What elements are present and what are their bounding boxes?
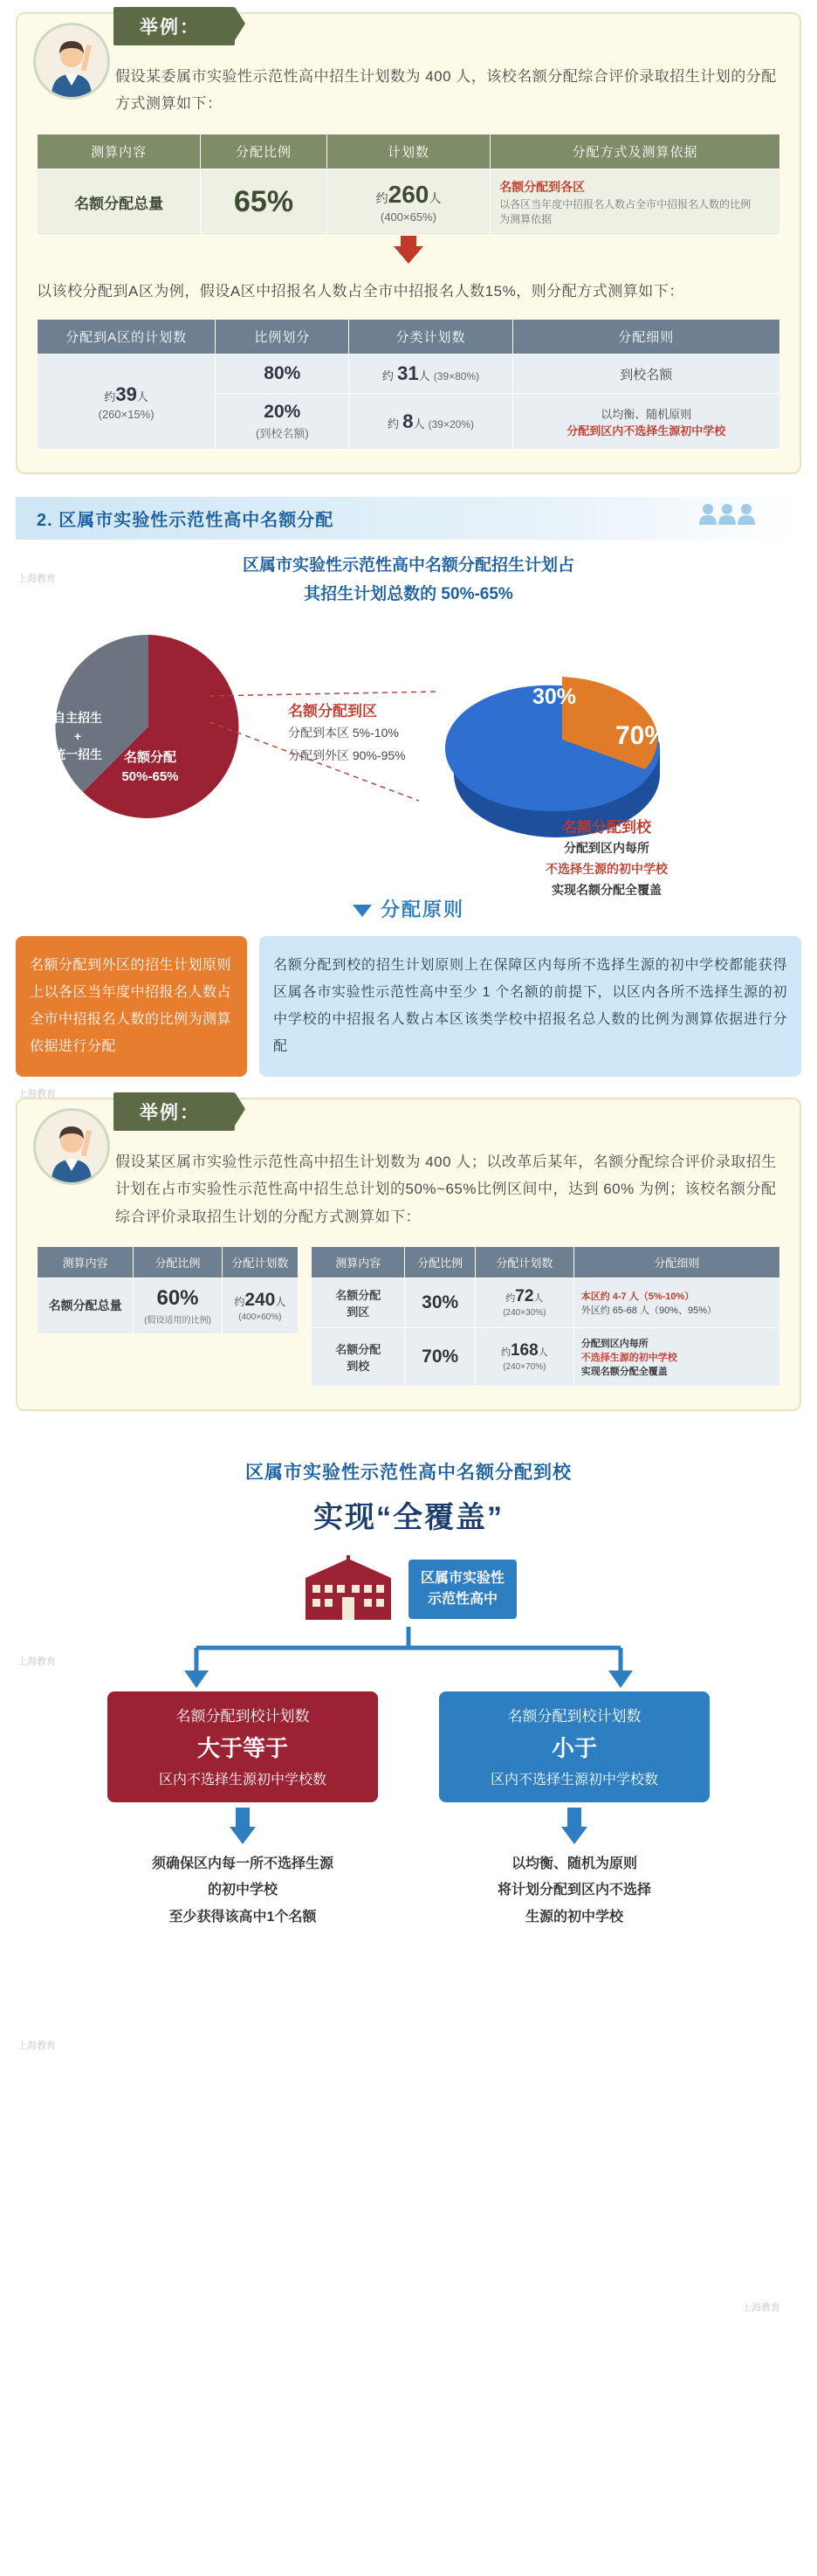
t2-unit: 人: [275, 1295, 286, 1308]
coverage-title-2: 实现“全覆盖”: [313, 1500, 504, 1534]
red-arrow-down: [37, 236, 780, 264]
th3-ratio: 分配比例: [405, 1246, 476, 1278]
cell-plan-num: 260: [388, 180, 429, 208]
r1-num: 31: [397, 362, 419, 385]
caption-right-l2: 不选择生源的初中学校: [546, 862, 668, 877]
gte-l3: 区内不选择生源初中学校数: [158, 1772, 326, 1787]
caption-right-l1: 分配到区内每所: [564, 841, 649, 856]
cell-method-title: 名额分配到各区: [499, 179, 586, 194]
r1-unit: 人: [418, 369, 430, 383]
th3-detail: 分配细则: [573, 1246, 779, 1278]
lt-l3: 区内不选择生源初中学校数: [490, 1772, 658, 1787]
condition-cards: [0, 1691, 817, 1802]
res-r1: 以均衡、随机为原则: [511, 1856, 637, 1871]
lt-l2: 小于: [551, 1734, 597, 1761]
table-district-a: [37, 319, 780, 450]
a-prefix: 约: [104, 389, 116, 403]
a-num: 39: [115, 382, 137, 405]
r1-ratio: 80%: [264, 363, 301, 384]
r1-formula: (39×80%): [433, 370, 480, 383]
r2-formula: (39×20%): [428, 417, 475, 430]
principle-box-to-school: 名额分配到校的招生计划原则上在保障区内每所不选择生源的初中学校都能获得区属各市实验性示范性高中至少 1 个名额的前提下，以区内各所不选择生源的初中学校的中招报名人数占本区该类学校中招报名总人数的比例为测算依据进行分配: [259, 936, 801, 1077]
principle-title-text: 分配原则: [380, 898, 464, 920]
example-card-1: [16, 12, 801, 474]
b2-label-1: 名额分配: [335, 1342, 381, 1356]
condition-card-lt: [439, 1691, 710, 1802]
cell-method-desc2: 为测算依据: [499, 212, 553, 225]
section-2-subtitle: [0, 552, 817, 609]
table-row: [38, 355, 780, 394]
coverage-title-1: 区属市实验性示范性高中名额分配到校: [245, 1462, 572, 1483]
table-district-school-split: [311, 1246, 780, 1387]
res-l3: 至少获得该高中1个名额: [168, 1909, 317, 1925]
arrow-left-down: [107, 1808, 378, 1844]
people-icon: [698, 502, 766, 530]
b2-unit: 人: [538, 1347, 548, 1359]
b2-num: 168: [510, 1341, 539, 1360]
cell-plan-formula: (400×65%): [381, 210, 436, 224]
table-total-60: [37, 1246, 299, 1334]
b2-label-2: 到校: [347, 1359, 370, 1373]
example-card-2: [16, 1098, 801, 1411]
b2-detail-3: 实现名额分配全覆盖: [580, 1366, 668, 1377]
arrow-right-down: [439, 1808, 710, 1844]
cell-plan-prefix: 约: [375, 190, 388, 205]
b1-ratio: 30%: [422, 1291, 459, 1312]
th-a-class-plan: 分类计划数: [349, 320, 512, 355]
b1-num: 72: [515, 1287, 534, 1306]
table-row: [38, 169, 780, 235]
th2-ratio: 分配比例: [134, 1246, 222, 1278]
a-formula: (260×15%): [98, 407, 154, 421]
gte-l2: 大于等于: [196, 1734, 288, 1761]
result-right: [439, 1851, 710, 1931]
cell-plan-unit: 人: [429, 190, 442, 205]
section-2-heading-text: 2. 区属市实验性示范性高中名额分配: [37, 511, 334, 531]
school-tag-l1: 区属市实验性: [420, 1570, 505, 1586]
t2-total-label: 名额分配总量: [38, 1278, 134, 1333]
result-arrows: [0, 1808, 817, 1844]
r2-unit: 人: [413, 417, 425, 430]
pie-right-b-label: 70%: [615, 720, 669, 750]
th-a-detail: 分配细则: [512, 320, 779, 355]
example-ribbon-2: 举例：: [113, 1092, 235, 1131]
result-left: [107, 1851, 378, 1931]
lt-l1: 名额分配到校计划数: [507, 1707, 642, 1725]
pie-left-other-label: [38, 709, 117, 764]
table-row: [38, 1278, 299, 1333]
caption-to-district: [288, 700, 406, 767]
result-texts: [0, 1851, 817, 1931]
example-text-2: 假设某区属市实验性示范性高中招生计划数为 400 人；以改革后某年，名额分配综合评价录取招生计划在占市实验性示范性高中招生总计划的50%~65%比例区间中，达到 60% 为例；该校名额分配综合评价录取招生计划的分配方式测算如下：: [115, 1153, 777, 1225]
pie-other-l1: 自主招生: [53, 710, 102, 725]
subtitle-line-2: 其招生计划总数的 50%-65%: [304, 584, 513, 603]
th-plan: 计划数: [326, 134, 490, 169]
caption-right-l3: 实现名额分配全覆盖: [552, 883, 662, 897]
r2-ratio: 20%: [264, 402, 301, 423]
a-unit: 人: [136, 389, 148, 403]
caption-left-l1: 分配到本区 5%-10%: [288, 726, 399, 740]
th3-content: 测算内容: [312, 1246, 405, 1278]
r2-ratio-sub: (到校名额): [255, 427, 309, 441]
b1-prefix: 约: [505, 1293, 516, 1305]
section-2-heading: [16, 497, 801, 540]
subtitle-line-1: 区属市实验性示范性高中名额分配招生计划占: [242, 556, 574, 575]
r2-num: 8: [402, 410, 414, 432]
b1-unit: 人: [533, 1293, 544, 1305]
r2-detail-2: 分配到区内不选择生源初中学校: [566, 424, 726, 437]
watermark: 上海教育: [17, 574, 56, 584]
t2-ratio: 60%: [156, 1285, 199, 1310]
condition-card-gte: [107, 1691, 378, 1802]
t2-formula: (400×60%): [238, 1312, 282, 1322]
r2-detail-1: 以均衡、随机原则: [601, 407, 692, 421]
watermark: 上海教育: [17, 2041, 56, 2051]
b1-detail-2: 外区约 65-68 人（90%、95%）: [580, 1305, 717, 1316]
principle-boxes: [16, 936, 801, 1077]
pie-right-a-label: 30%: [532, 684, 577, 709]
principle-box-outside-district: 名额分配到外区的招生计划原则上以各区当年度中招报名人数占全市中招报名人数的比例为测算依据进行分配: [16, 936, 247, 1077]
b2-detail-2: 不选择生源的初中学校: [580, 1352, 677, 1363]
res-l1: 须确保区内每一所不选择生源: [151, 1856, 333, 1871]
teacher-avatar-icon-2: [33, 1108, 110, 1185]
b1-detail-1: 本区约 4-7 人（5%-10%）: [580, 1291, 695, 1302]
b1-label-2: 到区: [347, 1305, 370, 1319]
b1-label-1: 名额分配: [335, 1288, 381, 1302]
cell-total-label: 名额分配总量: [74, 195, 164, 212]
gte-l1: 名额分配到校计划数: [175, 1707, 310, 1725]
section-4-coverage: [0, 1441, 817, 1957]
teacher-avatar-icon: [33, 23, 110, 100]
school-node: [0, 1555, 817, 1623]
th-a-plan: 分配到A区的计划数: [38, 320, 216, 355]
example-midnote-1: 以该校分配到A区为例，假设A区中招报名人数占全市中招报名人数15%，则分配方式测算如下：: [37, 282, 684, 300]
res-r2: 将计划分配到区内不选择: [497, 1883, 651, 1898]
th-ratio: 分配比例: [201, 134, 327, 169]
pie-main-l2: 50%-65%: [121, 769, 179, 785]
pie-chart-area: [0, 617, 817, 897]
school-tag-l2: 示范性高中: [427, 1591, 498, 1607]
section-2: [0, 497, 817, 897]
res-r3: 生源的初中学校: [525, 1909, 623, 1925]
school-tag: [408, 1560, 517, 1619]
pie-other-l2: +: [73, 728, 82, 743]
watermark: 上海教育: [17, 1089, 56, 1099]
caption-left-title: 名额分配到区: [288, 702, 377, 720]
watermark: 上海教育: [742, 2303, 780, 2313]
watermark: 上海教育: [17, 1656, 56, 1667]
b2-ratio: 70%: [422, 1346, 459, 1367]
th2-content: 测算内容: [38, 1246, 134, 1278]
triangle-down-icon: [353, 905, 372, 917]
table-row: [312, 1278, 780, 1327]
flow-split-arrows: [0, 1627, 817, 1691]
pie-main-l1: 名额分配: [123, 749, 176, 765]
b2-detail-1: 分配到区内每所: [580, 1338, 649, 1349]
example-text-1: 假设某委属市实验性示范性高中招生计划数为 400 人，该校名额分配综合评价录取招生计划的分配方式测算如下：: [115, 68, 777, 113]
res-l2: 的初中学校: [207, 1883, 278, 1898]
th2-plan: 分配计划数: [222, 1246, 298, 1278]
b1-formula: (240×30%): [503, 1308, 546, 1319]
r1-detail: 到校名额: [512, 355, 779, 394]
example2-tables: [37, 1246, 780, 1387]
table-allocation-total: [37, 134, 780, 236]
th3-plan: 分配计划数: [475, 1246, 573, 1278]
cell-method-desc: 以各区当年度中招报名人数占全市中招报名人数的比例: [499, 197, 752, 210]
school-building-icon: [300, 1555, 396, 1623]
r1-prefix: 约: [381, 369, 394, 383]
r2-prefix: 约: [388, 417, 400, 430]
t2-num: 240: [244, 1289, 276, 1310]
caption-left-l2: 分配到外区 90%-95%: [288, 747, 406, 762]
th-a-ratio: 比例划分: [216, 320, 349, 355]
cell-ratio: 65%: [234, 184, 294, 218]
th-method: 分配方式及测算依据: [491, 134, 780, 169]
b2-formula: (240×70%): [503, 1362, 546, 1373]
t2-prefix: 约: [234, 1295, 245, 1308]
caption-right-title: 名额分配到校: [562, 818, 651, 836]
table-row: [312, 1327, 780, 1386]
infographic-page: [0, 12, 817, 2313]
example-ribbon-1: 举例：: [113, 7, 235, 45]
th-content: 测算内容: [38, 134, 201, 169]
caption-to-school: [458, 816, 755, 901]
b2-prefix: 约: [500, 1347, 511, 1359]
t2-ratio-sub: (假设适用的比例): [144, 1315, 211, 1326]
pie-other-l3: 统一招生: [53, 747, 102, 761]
################
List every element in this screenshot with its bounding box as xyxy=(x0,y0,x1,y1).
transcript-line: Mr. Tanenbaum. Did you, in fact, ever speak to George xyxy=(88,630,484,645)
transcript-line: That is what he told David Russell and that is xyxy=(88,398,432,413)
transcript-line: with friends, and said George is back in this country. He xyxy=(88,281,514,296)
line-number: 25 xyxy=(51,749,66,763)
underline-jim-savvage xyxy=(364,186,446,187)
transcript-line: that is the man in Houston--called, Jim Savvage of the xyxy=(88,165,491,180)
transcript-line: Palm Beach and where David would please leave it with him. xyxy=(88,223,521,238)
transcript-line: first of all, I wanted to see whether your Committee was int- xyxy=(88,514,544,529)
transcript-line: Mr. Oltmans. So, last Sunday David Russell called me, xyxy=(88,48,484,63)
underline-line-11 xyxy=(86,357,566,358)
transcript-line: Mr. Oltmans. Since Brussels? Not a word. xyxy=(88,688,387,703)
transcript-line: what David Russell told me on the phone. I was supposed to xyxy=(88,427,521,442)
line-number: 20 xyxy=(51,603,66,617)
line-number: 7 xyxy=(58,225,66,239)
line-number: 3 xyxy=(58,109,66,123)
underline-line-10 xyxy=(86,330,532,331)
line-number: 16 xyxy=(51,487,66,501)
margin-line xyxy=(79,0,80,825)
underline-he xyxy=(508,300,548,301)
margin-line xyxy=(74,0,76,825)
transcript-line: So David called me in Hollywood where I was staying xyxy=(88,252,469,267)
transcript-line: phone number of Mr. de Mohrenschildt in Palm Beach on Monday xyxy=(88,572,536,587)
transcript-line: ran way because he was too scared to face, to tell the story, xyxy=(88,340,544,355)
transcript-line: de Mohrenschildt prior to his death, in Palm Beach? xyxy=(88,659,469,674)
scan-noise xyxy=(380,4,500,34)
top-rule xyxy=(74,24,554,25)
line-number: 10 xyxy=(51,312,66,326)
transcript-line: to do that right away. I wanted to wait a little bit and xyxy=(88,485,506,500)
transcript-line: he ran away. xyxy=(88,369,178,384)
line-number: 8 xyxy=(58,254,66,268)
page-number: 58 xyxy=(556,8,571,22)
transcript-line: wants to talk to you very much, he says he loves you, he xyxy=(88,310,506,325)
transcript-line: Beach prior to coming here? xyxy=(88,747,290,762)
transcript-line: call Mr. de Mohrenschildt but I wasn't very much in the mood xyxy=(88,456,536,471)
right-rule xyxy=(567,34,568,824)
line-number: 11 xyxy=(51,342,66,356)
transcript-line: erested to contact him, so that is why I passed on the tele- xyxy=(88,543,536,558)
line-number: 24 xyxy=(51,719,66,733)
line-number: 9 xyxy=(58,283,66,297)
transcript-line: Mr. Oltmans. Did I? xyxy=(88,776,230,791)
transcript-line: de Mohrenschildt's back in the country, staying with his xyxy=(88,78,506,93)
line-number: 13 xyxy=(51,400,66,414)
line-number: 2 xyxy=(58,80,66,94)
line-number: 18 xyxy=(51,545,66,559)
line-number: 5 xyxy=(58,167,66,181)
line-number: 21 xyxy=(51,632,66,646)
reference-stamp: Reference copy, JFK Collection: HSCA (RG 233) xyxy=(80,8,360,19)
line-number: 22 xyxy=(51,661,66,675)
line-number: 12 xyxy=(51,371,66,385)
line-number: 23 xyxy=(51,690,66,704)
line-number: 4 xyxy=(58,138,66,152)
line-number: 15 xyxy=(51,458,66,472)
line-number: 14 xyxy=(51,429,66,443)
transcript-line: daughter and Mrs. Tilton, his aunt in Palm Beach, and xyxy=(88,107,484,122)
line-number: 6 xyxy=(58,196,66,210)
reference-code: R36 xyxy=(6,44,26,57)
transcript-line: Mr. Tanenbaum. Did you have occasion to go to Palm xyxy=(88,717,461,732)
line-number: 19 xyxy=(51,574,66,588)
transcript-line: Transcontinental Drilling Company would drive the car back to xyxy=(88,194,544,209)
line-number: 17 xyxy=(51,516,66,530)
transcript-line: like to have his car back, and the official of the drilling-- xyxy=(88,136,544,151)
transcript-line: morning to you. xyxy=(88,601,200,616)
################
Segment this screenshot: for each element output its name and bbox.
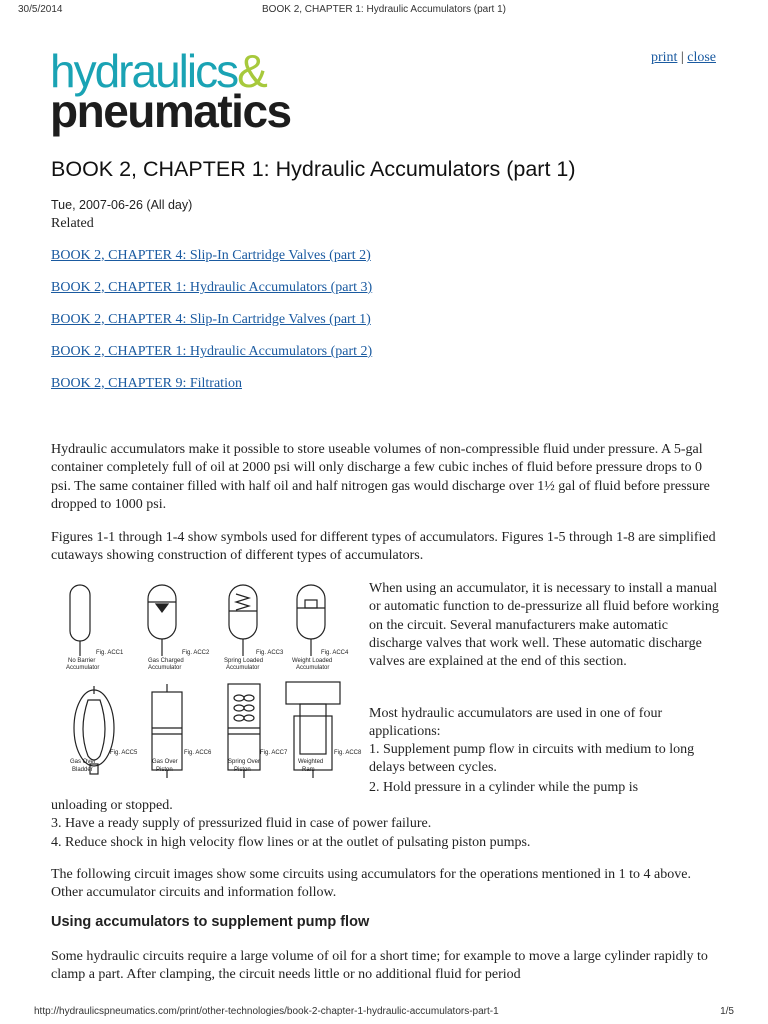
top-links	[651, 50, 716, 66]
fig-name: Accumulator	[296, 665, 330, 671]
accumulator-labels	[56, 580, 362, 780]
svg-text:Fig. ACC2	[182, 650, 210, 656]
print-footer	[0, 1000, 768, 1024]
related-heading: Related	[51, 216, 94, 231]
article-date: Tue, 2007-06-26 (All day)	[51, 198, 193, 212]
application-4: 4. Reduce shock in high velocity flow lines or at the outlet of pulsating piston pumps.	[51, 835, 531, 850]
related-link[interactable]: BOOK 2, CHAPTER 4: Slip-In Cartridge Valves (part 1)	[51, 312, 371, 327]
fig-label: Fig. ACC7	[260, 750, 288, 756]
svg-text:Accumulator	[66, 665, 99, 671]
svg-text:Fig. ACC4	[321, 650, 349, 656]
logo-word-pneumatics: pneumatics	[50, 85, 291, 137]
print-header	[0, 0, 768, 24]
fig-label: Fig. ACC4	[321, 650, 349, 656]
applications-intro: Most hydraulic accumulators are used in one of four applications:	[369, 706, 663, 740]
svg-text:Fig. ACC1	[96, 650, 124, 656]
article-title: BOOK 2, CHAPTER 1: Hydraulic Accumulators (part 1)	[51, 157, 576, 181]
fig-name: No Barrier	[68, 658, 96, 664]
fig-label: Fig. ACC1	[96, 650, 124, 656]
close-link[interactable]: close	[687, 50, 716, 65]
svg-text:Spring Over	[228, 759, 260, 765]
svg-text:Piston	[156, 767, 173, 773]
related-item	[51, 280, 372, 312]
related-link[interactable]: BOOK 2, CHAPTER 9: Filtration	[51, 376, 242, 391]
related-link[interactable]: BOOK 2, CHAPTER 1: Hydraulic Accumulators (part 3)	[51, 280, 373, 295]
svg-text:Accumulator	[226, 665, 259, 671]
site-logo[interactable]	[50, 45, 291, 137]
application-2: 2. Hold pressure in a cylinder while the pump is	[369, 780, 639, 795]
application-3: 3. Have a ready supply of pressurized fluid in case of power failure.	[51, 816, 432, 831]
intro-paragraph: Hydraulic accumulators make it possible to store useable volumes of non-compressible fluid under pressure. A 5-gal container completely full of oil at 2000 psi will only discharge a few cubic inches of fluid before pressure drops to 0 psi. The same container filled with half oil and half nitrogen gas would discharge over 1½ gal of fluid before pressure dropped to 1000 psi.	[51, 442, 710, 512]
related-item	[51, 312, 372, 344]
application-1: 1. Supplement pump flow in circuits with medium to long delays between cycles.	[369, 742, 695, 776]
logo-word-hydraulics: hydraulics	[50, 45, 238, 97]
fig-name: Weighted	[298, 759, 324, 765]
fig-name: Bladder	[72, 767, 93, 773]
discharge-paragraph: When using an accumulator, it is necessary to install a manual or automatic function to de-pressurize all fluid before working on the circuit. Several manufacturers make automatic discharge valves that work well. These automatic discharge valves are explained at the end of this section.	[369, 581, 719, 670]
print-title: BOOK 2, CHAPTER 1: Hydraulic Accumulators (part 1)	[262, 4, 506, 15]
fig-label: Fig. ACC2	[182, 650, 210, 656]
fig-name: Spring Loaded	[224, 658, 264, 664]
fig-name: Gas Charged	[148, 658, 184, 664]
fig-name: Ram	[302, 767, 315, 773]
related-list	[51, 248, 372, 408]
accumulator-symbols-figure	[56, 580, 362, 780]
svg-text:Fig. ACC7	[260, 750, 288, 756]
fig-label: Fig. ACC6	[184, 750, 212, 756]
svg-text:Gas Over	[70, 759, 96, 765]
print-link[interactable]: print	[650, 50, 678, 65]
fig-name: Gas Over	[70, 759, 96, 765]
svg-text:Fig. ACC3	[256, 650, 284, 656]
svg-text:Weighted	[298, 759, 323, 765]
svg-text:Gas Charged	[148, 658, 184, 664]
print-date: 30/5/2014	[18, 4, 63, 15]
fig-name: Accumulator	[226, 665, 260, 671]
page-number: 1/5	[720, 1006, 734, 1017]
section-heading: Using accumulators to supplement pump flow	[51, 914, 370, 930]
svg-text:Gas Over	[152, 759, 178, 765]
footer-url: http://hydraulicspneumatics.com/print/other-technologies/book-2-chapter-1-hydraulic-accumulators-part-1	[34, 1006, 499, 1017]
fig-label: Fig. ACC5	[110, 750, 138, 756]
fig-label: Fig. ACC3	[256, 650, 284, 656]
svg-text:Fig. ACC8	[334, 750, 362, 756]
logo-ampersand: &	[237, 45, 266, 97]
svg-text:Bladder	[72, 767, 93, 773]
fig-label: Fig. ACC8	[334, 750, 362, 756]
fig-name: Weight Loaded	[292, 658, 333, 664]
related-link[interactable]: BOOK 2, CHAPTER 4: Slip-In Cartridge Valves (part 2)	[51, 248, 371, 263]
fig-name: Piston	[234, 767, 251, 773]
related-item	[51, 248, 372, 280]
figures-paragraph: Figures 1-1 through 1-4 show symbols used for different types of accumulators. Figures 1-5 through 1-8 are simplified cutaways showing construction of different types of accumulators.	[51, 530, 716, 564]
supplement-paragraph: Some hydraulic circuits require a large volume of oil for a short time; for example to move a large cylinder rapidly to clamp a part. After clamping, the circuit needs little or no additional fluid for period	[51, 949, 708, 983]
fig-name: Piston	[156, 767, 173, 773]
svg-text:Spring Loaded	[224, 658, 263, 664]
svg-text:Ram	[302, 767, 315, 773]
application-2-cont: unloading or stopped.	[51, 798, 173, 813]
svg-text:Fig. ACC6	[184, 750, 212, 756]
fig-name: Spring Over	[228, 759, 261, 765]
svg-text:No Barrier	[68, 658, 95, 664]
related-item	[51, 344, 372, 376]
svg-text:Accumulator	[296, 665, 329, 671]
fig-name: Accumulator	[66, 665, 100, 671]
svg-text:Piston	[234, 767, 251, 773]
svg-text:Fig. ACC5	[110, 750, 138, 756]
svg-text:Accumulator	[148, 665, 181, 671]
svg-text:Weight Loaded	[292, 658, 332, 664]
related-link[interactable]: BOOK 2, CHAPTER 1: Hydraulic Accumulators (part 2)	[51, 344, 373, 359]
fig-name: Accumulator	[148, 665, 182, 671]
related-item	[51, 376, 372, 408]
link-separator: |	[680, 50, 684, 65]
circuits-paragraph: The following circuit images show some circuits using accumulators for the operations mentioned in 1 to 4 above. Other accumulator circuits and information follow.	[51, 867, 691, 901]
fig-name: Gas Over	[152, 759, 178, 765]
################
Echo word for word the part of the listing above that opens with the line containing "t2-unit: 人: [275, 1295, 286, 1308]" and closes with the line containing "b2-unit: 人: [538, 1347, 548, 1359]", including both of those lines.

t2-unit: 人: [275, 1295, 286, 1308]
coverage-title-2: 实现“全覆盖”: [313, 1500, 504, 1534]
red-arrow-down: [37, 236, 780, 264]
th3-ratio: 分配比例: [405, 1246, 476, 1278]
cell-plan-num: 260: [388, 180, 429, 208]
r1-num: 31: [397, 362, 419, 385]
caption-right-l2: 不选择生源的初中学校: [546, 862, 668, 877]
gte-l3: 区内不选择生源初中学校数: [158, 1772, 326, 1787]
caption-right-l1: 分配到区内每所: [564, 841, 649, 856]
cell-method-title: 名额分配到各区: [499, 179, 586, 194]
r1-unit: 人: [418, 369, 430, 383]
th3-detail: 分配细则: [573, 1246, 779, 1278]
lt-l3: 区内不选择生源初中学校数: [490, 1772, 658, 1787]
condition-cards: [0, 1691, 817, 1802]
res-r1: 以均衡、随机为原则: [511, 1856, 637, 1871]
lt-l2: 小于: [551, 1734, 597, 1761]
table-district-a: [37, 319, 780, 450]
a-prefix: 约: [104, 389, 116, 403]
a-num: 39: [115, 382, 137, 405]
r1-ratio: 80%: [264, 363, 301, 384]
r1-formula: (39×80%): [433, 370, 480, 383]
r2-formula: (39×20%): [428, 417, 475, 430]
principle-box-to-school: 名额分配到校的招生计划原则上在保障区内每所不选择生源的初中学校都能获得区属各市实验性示范性高中至少 1 个名额的前提下，以区内各所不选择生源的初中学校的中招报名人数占本区该类学校中招报名总人数的比例为测算依据进行分配: [259, 936, 801, 1077]
principle-title-text: 分配原则: [380, 898, 464, 920]
example-card-1: [16, 12, 801, 474]
b2-label-1: 名额分配: [335, 1342, 381, 1356]
condition-card-lt: [439, 1691, 710, 1802]
cell-method-desc2: 为测算依据: [499, 212, 553, 225]
section-2-subtitle: [0, 552, 817, 609]
table-row: [38, 355, 780, 394]
coverage-title-1: 区属市实验性示范性高中名额分配到校: [245, 1462, 572, 1483]
table-district-school-split: [311, 1246, 780, 1387]
res-l3: 至少获得该高中1个名额: [168, 1909, 317, 1925]
arrow-left-down: [107, 1808, 378, 1844]
people-icon: [698, 502, 766, 530]
b2-unit: 人: [538, 1347, 548, 1359]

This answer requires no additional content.